* **Brief**
Search the data for the word "teto" and copy every line where it occurs.

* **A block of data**
=======

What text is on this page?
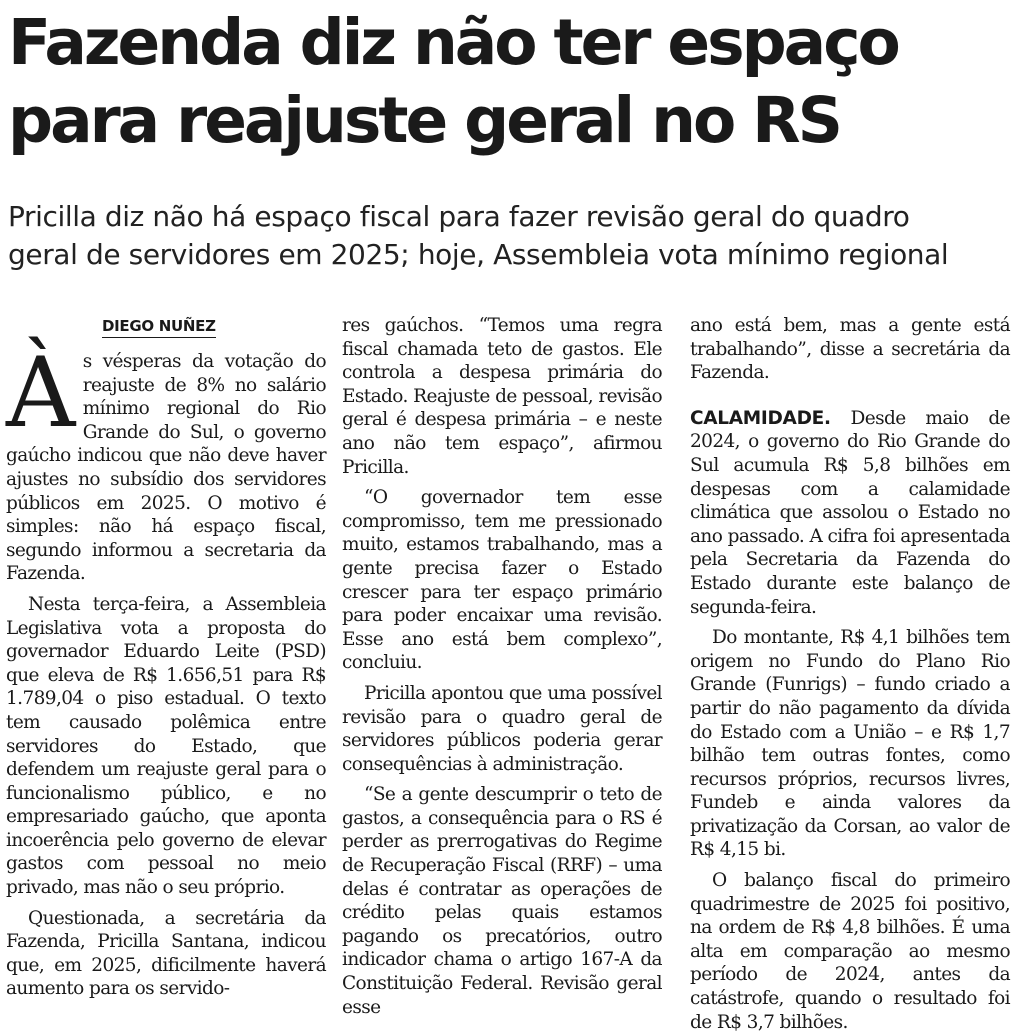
Fazenda diz não ter espaço
para reajuste geral no RS
Pricilla diz não há espaço fiscal para fazer revisão geral do quadro
geral de servidores em 2025; hoje, Assembleia vota mínimo regional
DIEGO NUÑEZ

Às vésperas da votação do reajuste de 8% no salário mínimo regional do Rio Grande do Sul, o governo gaúcho indicou que não deve haver ajustes no subsídio dos servidores públicos em 2025. O motivo é simples: não há espaço fiscal, segundo informou a secretaria da Fazenda.

Nesta terça-feira, a Assembleia Legislativa vota a proposta do governador Eduardo Leite (PSD) que eleva de R$ 1.656,51 para R$ 1.789,04 o piso estadual. O texto tem causado polêmica entre servidores do Estado, que defendem um reajuste geral para o funcionalismo público, e no empresariado gaúcho, que aponta incoerência pelo governo de elevar gastos com pessoal no meio privado, mas não o seu próprio.

Questionada, a secretária da Fazenda, Pricilla Santana, indicou que, em 2025, dificilmente haverá aumento para os servido-

res gaúchos. “Temos uma regra fiscal chamada teto de gastos. Ele controla a despesa primária do Estado. Reajuste de pessoal, revisão geral é despesa primária – e neste ano não tem espaço”, afirmou Pricilla.

“O governador tem esse compromisso, tem me pressionado muito, estamos trabalhando, mas a gente precisa fazer o Estado crescer para ter espaço primário para poder encaixar uma revisão. Esse ano está bem complexo”, concluiu.

Pricilla apontou que uma possível revisão para o quadro geral de servidores públicos poderia gerar consequências à administração.

“Se a gente descumprir o teto de gastos, a consequência para o RS é perder as prerrogativas do Regime de Recuperação Fiscal (RRF) – uma delas é contratar as operações de crédito pelas quais estamos pagando os precatórios, outro indicador chama o artigo 167-A da Constituição Federal. Revisão geral esse

ano está bem, mas a gente está trabalhando”, disse a secretária da Fazenda.

CALAMIDADE. Desde maio de 2024, o governo do Rio Grande do Sul acumula R$ 5,8 bilhões em despesas com a calamidade climática que assolou o Estado no ano passado. A cifra foi apresentada pela Secretaria da Fazenda do Estado durante este balanço de segunda-feira.

Do montante, R$ 4,1 bilhões tem origem no Fundo do Plano Rio Grande (Funrigs) – fundo criado a partir do não pagamento da dívida do Estado com a União – e R$ 1,7 bilhão tem outras fontes, como recursos próprios, recursos livres, Fundeb e ainda valores da privatização da Corsan, ao valor de R$ 4,15 bi.

O balanço fiscal do primeiro quadrimestre de 2025 foi positivo, na ordem de R$ 4,8 bilhões. É uma alta em comparação ao mesmo período de 2024, antes da catástrofe, quando o resultado foi de R$ 3,7 bilhões.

=======

* **Response to the task**
res gaúchos. “Temos uma regra fiscal chamada teto de gastos. Ele controla a despesa primária do Estado. Reajuste de pessoal, revisão geral é despesa primária – e neste ano não tem espaço”, afirmou Pricilla.
“Se a gente descumprir o teto de gastos, a consequência para o RS é perder as prerrogativas do Regime de Recuperação Fiscal (RRF) – uma delas é contratar as operações de crédito pelas quais estamos pagando os precatórios, outro indicador chama o artigo 167-A da Constituição Federal. Revisão geral esse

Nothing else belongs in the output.